SHORT TASK =
Report every line in the listing below where the string "ESEN" shows up.

── INPUT MATERIAL

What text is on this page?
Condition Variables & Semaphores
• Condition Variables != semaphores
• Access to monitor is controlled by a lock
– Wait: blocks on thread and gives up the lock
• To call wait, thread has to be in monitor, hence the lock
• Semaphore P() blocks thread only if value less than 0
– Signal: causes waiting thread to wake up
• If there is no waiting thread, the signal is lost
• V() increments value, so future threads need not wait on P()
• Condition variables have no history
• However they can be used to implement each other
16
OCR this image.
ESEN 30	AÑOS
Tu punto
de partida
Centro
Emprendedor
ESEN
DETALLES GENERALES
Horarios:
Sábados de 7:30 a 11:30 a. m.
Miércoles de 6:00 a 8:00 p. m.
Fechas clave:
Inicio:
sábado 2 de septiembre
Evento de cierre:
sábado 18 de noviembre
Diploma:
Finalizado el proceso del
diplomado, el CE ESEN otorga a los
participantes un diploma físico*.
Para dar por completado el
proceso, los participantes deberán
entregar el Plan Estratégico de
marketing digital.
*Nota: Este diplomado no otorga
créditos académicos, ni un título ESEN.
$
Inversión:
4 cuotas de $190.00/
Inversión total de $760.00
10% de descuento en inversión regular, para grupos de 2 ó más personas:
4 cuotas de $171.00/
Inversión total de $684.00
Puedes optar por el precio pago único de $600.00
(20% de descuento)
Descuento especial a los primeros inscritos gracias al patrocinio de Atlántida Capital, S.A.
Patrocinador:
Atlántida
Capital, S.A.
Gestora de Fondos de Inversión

────
── INPUT MATERIAL

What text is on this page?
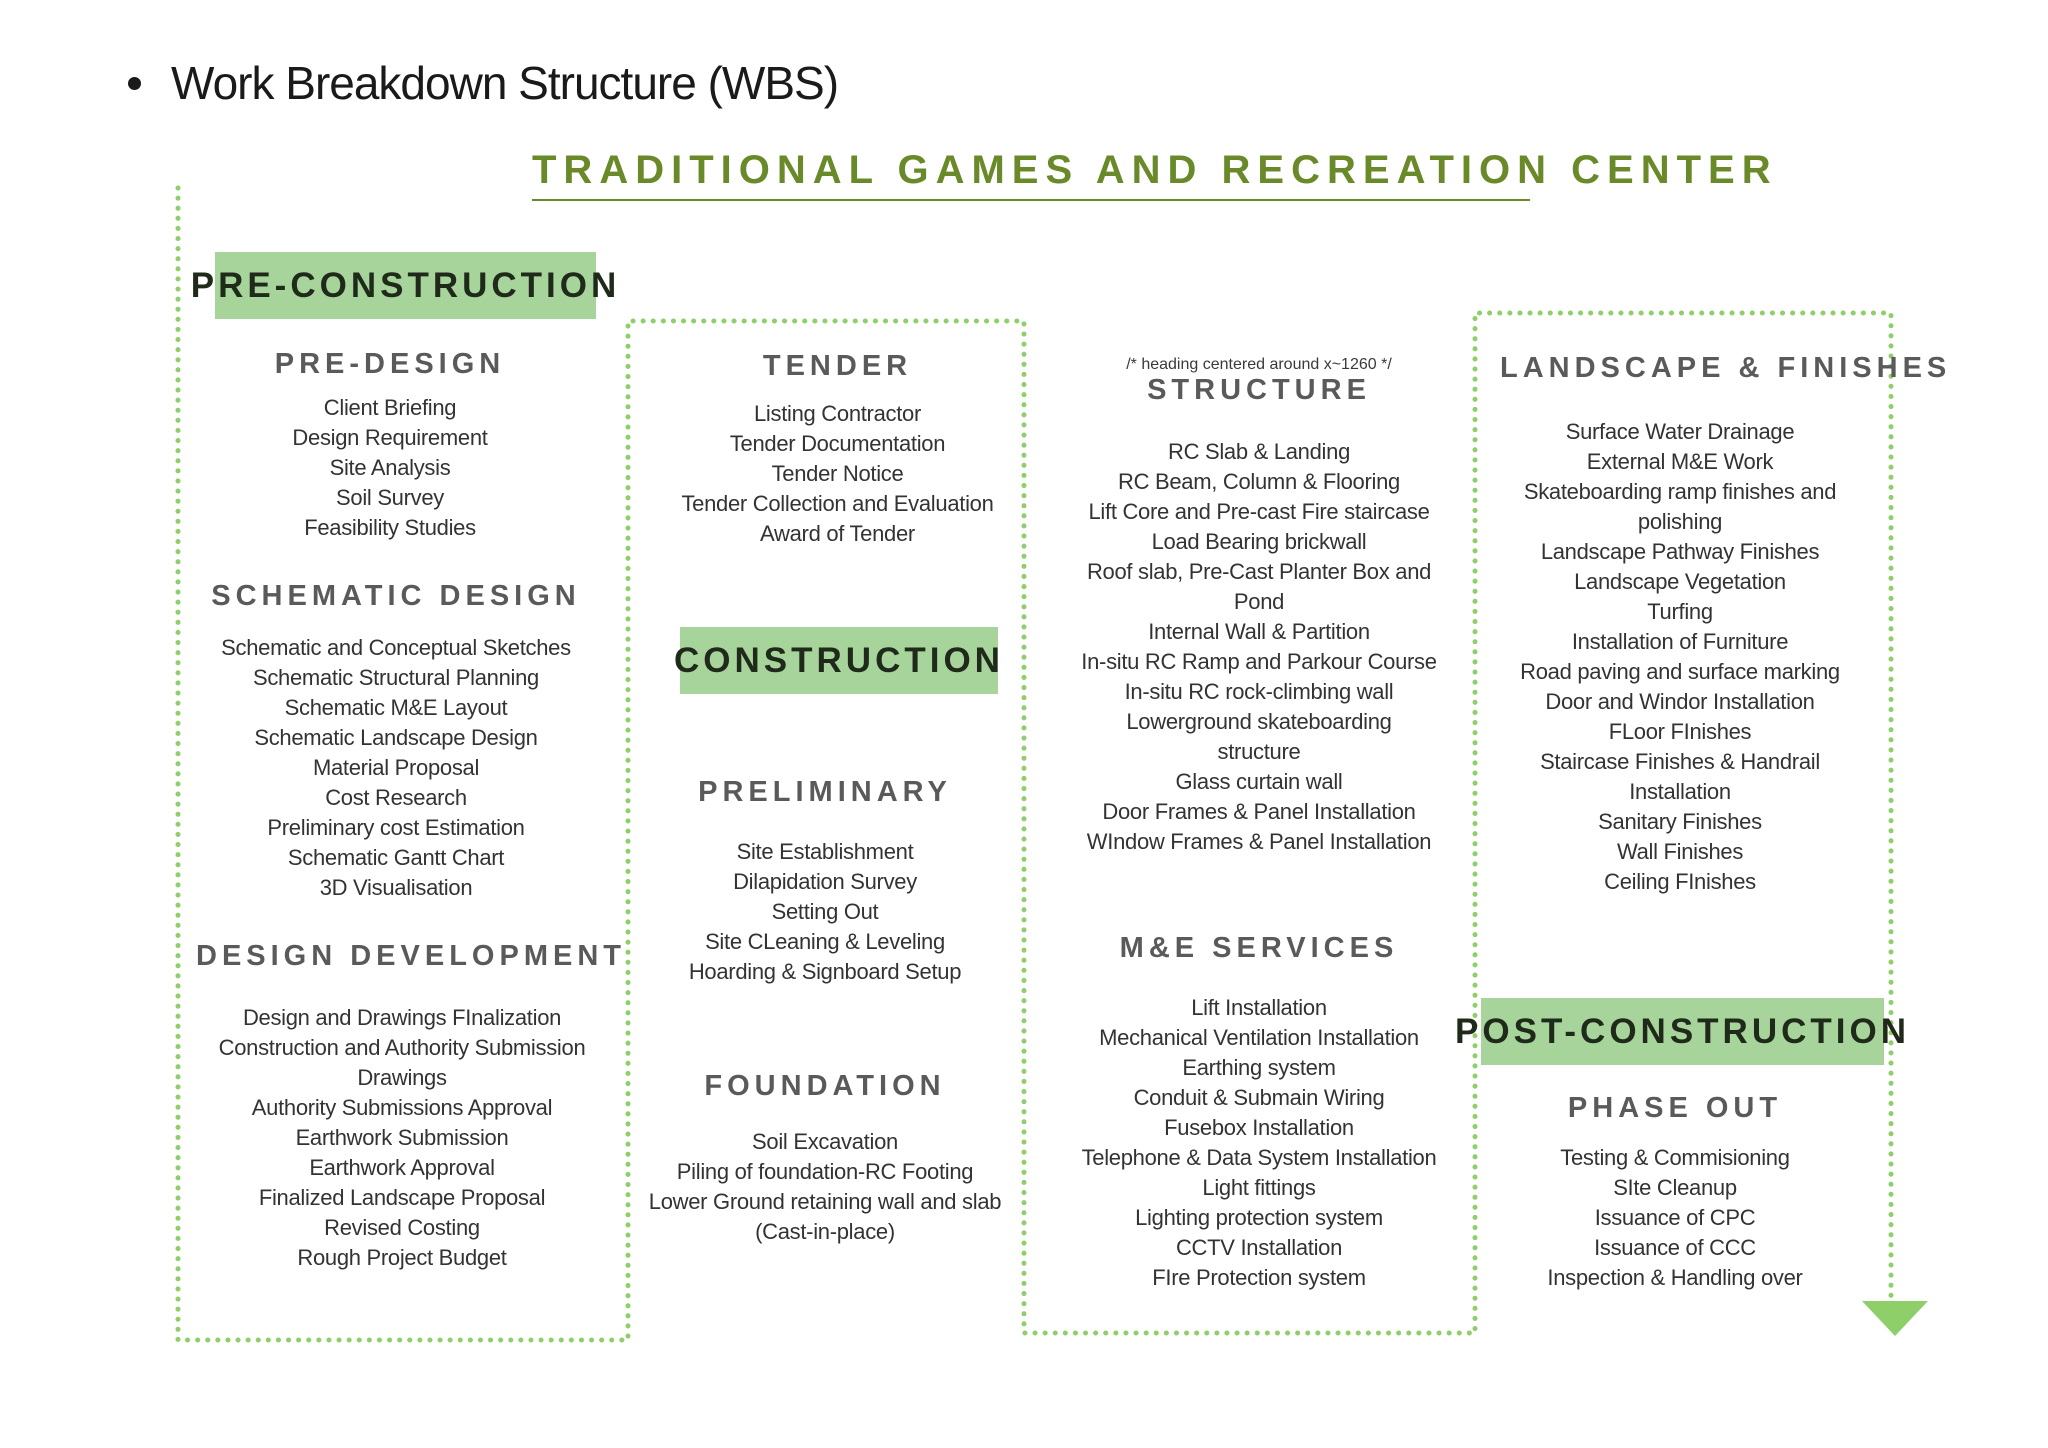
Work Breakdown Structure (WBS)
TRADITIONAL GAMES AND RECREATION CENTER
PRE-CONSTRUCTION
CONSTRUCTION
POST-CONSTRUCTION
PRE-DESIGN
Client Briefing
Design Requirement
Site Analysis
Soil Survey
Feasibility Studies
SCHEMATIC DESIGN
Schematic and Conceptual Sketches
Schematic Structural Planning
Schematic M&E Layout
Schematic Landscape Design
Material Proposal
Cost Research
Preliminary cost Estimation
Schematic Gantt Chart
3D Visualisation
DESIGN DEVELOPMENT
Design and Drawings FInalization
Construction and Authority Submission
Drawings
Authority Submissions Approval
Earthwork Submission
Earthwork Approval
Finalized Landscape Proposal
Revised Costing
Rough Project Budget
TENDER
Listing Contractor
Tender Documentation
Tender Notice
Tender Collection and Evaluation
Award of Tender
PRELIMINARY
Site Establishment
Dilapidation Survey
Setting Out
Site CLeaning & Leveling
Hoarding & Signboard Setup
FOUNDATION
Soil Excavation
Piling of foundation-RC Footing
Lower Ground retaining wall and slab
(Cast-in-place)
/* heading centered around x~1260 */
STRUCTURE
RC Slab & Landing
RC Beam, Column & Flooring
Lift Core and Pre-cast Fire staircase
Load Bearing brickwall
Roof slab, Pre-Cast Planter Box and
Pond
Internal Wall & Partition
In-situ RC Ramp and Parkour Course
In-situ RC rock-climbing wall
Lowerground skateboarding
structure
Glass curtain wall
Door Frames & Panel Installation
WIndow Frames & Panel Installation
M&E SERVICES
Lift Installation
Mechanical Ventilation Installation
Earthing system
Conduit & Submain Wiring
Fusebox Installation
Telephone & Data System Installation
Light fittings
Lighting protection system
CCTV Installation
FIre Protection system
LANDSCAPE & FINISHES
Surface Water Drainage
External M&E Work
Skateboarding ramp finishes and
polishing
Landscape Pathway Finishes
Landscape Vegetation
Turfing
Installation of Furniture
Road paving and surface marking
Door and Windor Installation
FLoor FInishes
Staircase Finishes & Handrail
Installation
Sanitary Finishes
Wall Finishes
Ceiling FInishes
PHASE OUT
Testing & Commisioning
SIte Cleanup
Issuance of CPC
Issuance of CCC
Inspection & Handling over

────

SOLUTION =
ESEN 30	AÑOS
ESEN
diplomado, el CE ESEN otorga a los
créditos académicos, ni un título ESEN.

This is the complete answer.